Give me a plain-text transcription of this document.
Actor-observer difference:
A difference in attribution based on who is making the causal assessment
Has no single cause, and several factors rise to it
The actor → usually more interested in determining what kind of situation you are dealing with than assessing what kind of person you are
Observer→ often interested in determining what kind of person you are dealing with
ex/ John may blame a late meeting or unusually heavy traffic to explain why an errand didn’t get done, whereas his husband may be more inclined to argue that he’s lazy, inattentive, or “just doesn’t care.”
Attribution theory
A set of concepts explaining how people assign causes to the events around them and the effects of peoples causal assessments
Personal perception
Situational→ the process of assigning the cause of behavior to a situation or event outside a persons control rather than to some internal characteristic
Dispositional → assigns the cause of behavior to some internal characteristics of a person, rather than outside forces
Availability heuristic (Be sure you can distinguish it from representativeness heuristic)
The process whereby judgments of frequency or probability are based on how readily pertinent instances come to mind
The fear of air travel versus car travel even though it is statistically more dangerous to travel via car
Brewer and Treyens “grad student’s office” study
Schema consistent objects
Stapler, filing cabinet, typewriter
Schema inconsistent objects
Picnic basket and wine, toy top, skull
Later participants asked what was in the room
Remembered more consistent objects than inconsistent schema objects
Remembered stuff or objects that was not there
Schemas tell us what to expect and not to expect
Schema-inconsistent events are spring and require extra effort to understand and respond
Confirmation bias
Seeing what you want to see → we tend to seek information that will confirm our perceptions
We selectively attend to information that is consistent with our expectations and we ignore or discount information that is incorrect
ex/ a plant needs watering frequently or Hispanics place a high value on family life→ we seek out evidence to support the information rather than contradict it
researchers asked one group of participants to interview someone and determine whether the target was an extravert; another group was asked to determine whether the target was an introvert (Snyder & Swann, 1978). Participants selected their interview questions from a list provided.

=====

▸ **The exercise**:
Please copy out each record, character for character.

▸ **Solution to this problem**:
Give me a plain-text transcription of this document.
Actor-observer difference:
A difference in attribution based on who is making the causal assessment
Has no single cause, and several factors rise to it
The actor → usually more interested in determining what kind of situation you are dealing with than assessing what kind of person you are
Observer→ often interested in determining what kind of person you are dealing with
ex/ John may blame a late meeting or unusually heavy traffic to explain why an errand didn’t get done, whereas his husband may be more inclined to argue that he’s lazy, inattentive, or “just doesn’t care.”
Attribution theory
A set of concepts explaining how people assign causes to the events around them and the effects of peoples causal assessments
Personal perception
Situational→ the process of assigning the cause of behavior to a situation or event outside a persons control rather than to some internal characteristic
Dispositional → assigns the cause of behavior to some internal characteristics of a person, rather than outside forces
Availability heuristic (Be sure you can distinguish it from representativeness heuristic)
The process whereby judgments of frequency or probability are based on how readily pertinent instances come to mind
The fear of air travel versus car travel even though it is statistically more dangerous to travel via car
Brewer and Treyens “grad student’s office” study
Schema consistent objects
Stapler, filing cabinet, typewriter
Schema inconsistent objects
Picnic basket and wine, toy top, skull
Later participants asked what was in the room
Remembered more consistent objects than inconsistent schema objects
Remembered stuff or objects that was not there
Schemas tell us what to expect and not to expect
Schema-inconsistent events are spring and require extra effort to understand and respond
Confirmation bias
Seeing what you want to see → we tend to seek information that will confirm our perceptions
We selectively attend to information that is consistent with our expectations and we ignore or discount information that is incorrect
ex/ a plant needs watering frequently or Hispanics place a high value on family life→ we seek out evidence to support the information rather than contradict it
researchers asked one group of participants to interview someone and determine whether the target was an extravert; another group was asked to determine whether the target was an introvert (Snyder & Swann, 1978). Participants selected their interview questions from a list provided.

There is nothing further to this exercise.